Federal Court Decisions

Decision Information

Decision Content

Date: 20180516


Docket: IMM-4563-17

Citation: 2018 FC 516

[ENGLISH TRANSLATION]

Ottawa, Ontario, May 16, 2018

PRESENT: The Honourable Madam Justice Roussel

BETWEEN:

JARNAIL SINGH BHINDER

Applicant

and

THE MINISTER OF CITIZENSHIP AND IMMIGRATION

Respondent

JUDGMENT AND REASONS

I.  Background

[1]  The applicant, Jarnail Singh Bhinder, is seeking judicial review of the decision of an Immigration Officer [the Officer], dated October 6, 2017, denying his application for permanent residence on humanitarian and compassionate grounds [H&C application] under subsection 25(1) of the Immigration and Refugee Protection Act, SC 2001, c 27 [IRPA].

[2]  The applicant is a citizen of India. He left his home country in 1997 for the United States, where he filed a claim for refugee protection. His claim was denied in 2002, as well as his appeal in 2003.

[3]  On June 1, 2008, the applicant came to Canada and filed a claim for refugee protection on July 9, 2008. He claims he had been detained and tortured by police and the army because of his political opinions. On November 24, 2010, the Refugee Protection Division [RPD] denied him refugee status because of his lack of credibility and the existence of an internal flight alternative. The applicant filed an application for leave and for judicial review, which this Court dismissed on December 21, 2010.

[4]  On April 13, 2011, the applicant applied for a pre-removal risk assessment [PRRA]. His application was denied on May 30, 2011; his application for leave and for judicial review was also dismissed on October 26, 2011.

[5]  The applicant filed an H&C application on April 12, 2017. On October 6, 2017, the Officer denied the application on the grounds that the evidence the applicant presented was insufficient to establish the existence of humanitarian and compassionate grounds that would justify granting an exemption from the requirements of the Act.

[6]  The applicant criticizes the Officer for having: (1) applied the wrong test for interpreting subsection 25(1) of the IRPA by doubly applying sections 96 and 97 of the IRPA on the notion of an internal flight alternative; (2) provided an unreasonable interpretation of the provisions of the IRPA by requiring the applicant to submit, in addition to psychological, medical and psychiatric reports, additional evidence demonstrating that he would be unable to continue receiving any form of medication or treatment if he were to return to India; (3) ignored medical reports by failing to address the repercussions his removal from Canada to India would have on his health; and (4) fettered his discretion by failing to consider the specific circumstances of his case and performing a fragmented analysis of the factors advanced.

[7]  For the reasons set out below, the Court finds that this application for judicial review must be dismissed.

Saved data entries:
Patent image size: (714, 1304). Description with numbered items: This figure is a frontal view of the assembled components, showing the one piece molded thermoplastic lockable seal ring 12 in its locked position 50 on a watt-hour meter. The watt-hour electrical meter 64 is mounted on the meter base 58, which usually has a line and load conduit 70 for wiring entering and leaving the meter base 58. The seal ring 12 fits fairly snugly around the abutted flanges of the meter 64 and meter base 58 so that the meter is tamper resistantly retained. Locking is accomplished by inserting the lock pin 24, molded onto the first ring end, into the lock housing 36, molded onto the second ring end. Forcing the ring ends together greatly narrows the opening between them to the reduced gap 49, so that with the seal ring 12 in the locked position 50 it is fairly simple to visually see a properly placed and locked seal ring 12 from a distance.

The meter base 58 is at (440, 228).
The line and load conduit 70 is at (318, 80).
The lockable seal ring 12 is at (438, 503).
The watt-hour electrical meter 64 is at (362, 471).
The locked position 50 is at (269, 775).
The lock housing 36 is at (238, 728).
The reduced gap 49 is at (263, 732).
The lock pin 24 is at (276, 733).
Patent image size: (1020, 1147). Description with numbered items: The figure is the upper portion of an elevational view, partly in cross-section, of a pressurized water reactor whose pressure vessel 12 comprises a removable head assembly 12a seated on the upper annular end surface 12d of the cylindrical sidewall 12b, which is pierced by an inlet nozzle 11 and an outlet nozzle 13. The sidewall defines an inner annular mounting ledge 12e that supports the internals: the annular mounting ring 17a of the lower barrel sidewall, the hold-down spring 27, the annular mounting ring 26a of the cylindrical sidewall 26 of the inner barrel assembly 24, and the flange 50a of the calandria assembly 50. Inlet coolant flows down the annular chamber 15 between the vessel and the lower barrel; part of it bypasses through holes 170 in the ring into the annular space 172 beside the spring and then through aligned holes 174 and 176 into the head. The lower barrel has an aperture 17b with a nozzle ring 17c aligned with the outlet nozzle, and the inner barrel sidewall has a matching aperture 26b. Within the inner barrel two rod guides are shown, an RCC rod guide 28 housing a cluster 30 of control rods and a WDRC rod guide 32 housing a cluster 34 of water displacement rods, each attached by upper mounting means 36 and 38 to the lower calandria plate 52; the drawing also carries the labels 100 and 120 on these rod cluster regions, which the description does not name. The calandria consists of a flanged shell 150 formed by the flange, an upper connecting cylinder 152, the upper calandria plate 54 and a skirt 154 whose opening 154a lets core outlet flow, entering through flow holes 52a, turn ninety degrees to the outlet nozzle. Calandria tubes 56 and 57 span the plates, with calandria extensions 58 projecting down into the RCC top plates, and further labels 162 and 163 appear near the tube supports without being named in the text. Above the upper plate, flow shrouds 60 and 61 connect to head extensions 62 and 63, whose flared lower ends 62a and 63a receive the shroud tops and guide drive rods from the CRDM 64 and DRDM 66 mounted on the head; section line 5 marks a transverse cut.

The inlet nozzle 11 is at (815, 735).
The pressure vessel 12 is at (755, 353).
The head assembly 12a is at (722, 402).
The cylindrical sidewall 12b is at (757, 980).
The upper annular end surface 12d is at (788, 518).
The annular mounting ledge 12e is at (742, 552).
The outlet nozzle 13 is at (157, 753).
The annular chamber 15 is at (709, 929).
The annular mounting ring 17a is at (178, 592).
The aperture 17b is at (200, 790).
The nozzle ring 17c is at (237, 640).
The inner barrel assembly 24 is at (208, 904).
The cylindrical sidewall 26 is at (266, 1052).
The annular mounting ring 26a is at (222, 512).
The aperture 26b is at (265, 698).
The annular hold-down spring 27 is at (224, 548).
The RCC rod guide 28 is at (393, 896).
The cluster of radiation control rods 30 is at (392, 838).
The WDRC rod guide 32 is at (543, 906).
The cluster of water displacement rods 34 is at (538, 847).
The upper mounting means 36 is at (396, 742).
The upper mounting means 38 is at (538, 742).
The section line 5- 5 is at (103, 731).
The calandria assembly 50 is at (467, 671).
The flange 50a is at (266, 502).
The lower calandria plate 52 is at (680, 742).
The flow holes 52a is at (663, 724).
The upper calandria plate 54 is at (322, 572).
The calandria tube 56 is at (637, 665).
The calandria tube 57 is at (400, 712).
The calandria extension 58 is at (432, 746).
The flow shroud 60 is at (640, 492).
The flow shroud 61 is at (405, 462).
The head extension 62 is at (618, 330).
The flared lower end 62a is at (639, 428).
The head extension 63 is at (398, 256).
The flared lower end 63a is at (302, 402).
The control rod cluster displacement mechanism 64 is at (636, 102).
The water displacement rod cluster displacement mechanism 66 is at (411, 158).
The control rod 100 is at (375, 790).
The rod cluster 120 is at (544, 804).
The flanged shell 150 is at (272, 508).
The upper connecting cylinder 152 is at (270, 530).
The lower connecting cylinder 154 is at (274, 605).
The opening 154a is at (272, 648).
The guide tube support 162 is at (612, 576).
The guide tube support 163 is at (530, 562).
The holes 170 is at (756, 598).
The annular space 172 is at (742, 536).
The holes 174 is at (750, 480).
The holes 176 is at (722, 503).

* _REQUIREMENT A_
Reproduce the court decision from "I.  Background" to "SC 2001, c 27 [IRPA].".
* _REQUIREMENT B_
Answer these questions using the court decision:
(i) Of what country is the applicant a citizen?
(ii) On what date did the applicant come to Canada?
(iii) On what date was the applicant's pre-removal risk assessment application denied?
* _REQUIREMENT C_
Pick up the court decision after its last paragraph and continue writing it.

* _OUTPUT A_
I.  Background

[1]  The applicant, Jarnail Singh Bhinder, is seeking judicial review of the decision of an Immigration Officer [the Officer], dated October 6, 2017, denying his application for permanent residence on humanitarian and compassionate grounds [H&C application] under subsection 25(1) of the Immigration and Refugee Protection Act, SC 2001, c 27 [IRPA].

* _OUTPUT B_
(i) India
(ii) June 1, 2008
(iii) May 30, 2011

* _OUTPUT C_
II.  Analysis

A.  Standard of review

[8]  It is well established that the applicable standard of review for an immigration officer’s decision as to whether or not to grant an exemption on humanitarian and compassionate grounds is reasonableness. The decision is highly discretionary and raises questions of mixed fact and law, calling for deference from this Court (Kanthasamy v. Canada (Citizenship and Immigration), 2015 SCC 61 at paragraphs 10, 44 [Kanthasamy]; Kisana v. Canada (Citizenship and Immigration), 2009 FCA 189 at paragraph 18).

[9]  Where the reasonableness standard applies, this Court’s role is to determine whether the decision falls within “a range of possible, acceptable outcomes which are defensible in respect of the facts and law.” If “the process and the outcome fit comfortably with the principles of justification, transparency and intelligibility,” it is not for the Court to replace the outcome with one that would be preferable (Dunsmuir v. New Brunswick, 2008 SCC 9 at paragraph 47 [Dunsmuir]; Canada (Citizenship and Immigration) v. Khosa, 2009 SCC 12 at paragraph 59 [Khosa]).

[10]  It is also established that the burden of presenting and proving the facts on which the H&C application is based is on the applicant (Owusu v. Canada (Minister of Citizenship and Immigration), 2004 FCA 38 at paragraphs 5, 8 [Owusu]).

[11]  The applicant argues that the selection of the appropriate legal test against which to assess the facts of an H&C application is reviewable on the standard of correctness. For the purposes of this case, the Court considers it unnecessary to determine the applicable standard of review because it finds that the Officer did not commit a reviewable error in assessing the adverse conditions the applicant could encounter if he were to return to India.

B.  Application of the wrong legal test

[12]  The applicant criticizes the Officer for having applied the wrong legal test to assess adverse conditions for the purposes of subsection 25(1) of the IRPA by importing the factors considered pursuant to sections 96 and 97 of the IRPA. In this regard, the applicant is basing his argument on two (2) paragraphs in the decision where the Officer referenced the notion of internal flight. In the first paragraph, the Officer notes that the RPD did not find the applicant to be credible, did not believe his story, and concluded that there was an internal flight alternative elsewhere in India. In the second paragraph, the Officer notes that the applicant did not present any evidence indicating that he could not relocate to internal flight cities. The applicant claims that these references show that the Officer [translation] “obscured the real issue, which consisted of evaluating whether the applicant would face difficulties upon returning to his home country that would justify an exemption.”

[13]  The Court finds that the Officer’s statements must be considered in their context. In his assessment of the adverse conditions alleged by the applicant, the Officer first examined the applicant’s statement that he still fears for his life because militants and terrorists are still active in India. In summarizing the remedies the applicant has sought since arriving in Canada, the Officer said that the applicant had made a claim for refugee protection upon arriving in Canada. The Officer also mentioned that the claim had been rejected because of a lack of credibility and the existence of an internal flight alternative. He continued by saying that the applicant’s application for leave and for judicial review against that decision and his PRRA application were dismissed.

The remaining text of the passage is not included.